**GIVEN PROBLEM:** Check each line of the material below for "defined", then copy the ones that contain it.

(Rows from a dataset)
Begin

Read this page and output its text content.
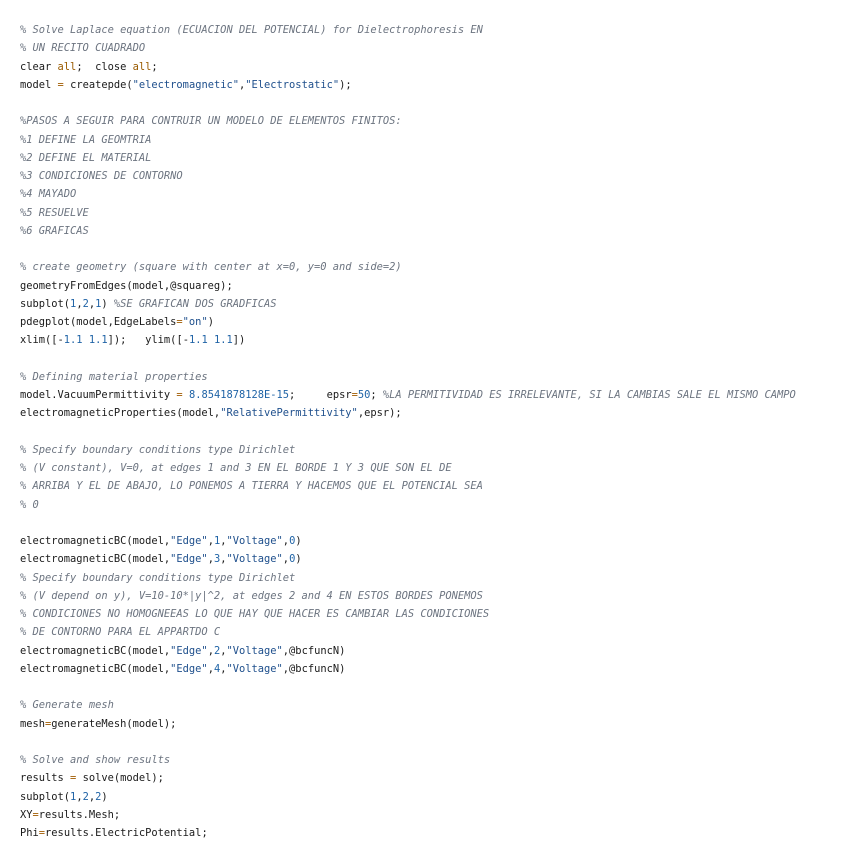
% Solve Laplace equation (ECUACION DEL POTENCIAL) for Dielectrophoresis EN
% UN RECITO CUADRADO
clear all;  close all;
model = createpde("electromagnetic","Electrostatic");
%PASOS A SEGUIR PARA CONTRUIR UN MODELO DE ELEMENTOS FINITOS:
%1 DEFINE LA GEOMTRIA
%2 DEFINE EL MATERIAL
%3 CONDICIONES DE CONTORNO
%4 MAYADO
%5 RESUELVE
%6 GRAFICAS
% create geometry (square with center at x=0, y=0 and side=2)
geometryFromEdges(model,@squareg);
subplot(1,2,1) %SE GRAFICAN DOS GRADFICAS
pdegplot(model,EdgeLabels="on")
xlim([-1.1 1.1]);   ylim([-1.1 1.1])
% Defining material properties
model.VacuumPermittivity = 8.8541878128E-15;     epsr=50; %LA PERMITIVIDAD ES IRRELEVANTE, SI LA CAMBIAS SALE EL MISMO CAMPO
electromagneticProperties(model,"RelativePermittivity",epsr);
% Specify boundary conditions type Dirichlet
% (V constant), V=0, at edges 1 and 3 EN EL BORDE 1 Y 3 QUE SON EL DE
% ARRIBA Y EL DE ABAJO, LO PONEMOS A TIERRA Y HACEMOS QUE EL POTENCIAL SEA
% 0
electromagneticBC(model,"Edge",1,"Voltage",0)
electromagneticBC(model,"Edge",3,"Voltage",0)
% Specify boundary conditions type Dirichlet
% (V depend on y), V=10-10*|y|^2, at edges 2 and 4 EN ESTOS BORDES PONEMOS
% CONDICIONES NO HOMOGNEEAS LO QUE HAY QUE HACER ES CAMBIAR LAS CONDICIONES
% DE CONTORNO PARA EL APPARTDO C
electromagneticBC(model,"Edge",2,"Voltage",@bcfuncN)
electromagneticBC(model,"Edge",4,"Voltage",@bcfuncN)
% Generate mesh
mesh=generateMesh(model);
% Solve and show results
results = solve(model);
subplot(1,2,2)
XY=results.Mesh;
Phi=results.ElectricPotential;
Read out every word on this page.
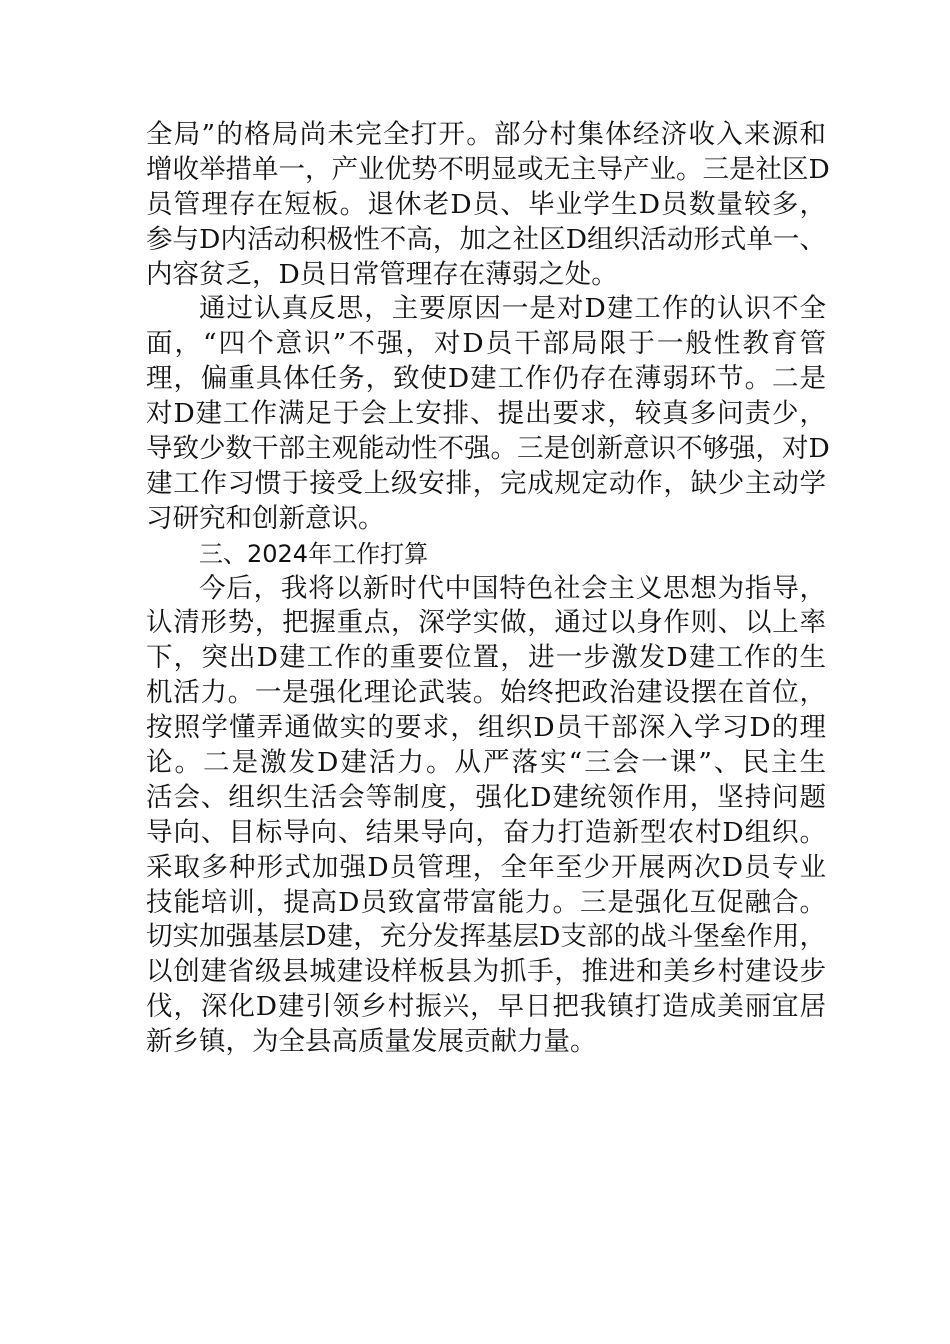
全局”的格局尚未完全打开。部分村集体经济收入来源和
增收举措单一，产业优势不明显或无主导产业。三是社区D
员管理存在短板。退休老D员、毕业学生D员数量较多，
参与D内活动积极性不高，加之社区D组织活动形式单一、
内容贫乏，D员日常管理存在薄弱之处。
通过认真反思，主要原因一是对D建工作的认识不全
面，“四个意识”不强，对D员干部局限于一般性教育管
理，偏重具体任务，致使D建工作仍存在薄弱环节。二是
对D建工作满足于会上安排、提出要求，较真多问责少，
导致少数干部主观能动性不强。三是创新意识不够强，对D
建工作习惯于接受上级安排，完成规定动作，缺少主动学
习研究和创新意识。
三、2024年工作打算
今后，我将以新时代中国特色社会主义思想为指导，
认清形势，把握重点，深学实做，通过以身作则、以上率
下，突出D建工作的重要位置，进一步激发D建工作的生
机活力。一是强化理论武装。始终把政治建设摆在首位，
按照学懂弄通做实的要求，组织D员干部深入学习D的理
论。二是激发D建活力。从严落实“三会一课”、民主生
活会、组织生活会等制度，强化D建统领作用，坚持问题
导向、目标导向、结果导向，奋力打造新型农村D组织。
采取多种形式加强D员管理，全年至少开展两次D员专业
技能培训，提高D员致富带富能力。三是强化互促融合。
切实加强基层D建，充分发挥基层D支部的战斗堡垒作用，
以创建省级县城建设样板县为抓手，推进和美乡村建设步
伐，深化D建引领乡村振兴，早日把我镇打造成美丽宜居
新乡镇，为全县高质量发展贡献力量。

End
Begin

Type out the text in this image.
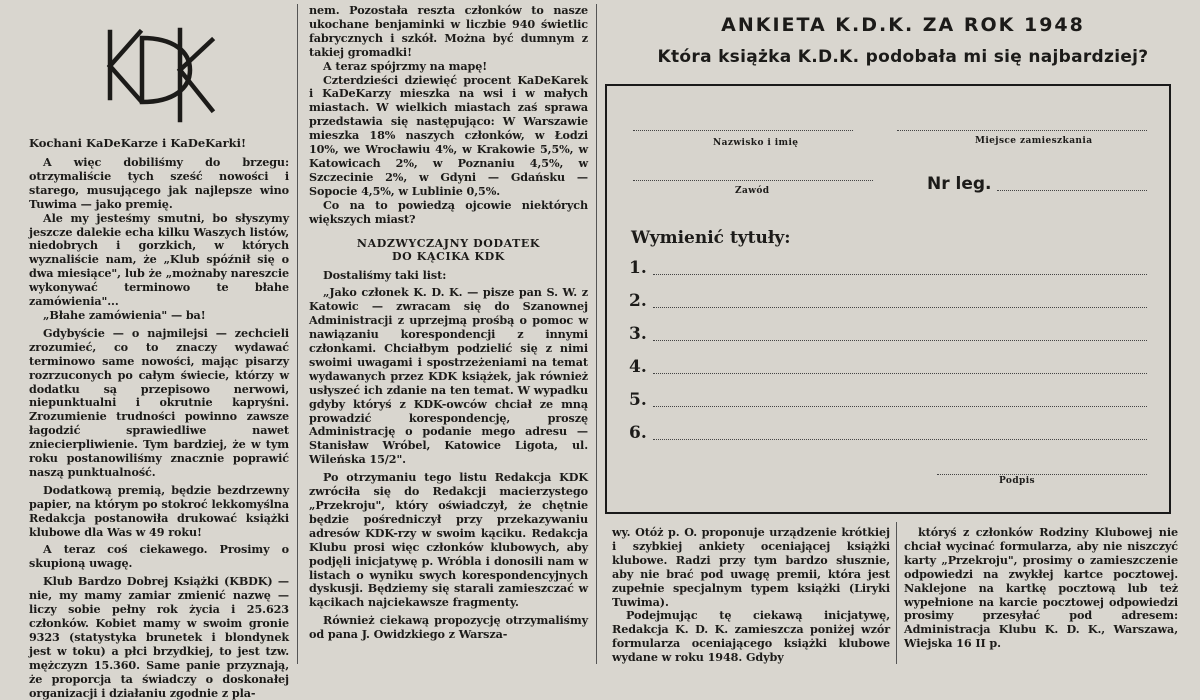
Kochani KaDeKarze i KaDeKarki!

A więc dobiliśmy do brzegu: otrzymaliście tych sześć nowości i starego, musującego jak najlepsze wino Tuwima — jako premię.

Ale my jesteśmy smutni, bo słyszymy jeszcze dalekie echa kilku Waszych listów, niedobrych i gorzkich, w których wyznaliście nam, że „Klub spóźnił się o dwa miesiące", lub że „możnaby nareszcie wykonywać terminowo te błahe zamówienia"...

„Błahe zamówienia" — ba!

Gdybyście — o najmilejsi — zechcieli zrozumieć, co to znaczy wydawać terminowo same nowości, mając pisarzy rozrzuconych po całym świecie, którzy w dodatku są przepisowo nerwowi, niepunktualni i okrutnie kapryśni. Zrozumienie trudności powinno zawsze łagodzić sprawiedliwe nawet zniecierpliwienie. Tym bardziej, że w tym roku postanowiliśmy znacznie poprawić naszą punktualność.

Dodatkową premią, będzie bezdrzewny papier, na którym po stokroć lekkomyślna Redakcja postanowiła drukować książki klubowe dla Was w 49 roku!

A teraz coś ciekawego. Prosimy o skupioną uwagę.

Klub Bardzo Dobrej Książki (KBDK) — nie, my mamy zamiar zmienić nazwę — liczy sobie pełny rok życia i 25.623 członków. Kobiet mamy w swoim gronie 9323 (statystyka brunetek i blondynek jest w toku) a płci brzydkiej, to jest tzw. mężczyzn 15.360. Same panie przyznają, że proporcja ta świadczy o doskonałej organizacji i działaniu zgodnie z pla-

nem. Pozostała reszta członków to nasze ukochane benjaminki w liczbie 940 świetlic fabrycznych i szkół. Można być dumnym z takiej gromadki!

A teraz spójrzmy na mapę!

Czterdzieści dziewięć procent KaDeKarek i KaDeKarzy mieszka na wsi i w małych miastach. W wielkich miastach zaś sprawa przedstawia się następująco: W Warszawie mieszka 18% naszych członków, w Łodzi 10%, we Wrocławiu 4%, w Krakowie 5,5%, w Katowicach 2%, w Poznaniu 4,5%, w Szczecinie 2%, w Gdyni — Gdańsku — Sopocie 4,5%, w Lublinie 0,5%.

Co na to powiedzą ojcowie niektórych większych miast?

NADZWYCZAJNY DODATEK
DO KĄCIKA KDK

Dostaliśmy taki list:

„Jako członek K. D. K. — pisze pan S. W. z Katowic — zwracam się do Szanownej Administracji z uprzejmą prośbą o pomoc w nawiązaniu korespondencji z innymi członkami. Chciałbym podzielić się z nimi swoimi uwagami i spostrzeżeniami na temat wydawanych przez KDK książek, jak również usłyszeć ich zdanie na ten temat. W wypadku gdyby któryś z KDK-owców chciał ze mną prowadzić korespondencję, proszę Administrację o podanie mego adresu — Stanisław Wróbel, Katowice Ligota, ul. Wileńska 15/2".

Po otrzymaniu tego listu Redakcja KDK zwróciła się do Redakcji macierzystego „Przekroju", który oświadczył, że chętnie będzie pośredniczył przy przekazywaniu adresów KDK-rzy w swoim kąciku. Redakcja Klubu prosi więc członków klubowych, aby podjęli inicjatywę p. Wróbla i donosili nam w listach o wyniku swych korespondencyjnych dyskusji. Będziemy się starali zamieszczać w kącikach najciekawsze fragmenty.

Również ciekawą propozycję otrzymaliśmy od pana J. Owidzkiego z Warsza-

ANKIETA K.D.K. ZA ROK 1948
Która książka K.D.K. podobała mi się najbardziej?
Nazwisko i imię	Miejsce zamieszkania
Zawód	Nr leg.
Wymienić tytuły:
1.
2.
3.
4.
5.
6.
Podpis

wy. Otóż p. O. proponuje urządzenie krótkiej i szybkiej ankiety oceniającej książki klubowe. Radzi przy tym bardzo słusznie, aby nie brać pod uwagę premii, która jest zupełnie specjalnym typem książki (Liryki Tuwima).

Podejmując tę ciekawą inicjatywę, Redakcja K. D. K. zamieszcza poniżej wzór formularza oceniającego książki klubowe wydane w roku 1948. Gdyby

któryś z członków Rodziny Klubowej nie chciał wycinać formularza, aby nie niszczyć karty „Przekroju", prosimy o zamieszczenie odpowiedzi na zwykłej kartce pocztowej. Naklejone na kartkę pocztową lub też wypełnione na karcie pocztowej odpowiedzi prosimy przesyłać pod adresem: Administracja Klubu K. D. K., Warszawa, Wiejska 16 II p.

End
Begin

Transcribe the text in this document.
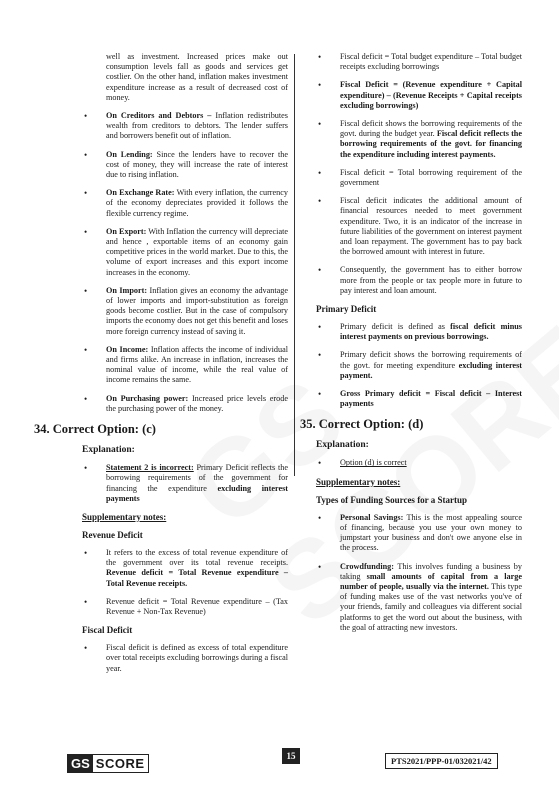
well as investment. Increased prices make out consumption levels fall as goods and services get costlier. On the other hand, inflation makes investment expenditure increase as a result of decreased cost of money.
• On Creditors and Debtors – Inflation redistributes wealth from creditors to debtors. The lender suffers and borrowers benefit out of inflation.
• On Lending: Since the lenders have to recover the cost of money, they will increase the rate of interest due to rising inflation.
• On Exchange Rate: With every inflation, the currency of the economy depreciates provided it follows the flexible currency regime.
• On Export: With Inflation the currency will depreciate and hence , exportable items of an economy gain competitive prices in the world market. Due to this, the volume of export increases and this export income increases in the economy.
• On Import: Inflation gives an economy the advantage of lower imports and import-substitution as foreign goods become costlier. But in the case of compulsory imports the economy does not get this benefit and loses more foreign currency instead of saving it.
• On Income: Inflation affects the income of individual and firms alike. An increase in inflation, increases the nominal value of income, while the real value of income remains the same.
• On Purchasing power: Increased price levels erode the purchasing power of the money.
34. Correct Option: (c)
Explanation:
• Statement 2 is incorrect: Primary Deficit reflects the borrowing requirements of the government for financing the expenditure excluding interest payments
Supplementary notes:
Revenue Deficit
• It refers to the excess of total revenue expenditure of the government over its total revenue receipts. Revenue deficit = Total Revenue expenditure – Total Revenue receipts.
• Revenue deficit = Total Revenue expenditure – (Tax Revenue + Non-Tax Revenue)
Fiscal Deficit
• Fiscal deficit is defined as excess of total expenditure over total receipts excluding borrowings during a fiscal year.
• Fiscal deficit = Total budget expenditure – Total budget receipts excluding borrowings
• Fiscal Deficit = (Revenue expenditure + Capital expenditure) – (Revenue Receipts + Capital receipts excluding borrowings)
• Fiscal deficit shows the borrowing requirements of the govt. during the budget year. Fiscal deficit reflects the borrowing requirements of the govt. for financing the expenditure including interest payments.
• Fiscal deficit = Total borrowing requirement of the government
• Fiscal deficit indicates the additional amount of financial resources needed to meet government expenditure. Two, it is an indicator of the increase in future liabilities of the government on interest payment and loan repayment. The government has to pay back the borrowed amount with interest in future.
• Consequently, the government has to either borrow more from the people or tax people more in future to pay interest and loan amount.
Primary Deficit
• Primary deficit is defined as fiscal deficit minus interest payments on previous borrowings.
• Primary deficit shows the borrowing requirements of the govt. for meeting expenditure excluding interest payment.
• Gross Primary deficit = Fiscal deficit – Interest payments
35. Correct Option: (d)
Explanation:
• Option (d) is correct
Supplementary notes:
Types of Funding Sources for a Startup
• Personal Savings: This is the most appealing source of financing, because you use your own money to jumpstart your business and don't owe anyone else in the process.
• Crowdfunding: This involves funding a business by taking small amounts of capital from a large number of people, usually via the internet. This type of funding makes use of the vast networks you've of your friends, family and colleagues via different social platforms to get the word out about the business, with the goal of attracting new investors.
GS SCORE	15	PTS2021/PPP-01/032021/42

End

**EXERCISE RESPONSE:**
• Fiscal deficit is defined as excess of total expenditure over total receipts excluding borrowings during a fiscal year.
• Primary deficit is defined as fiscal deficit minus interest payments on previous borrowings.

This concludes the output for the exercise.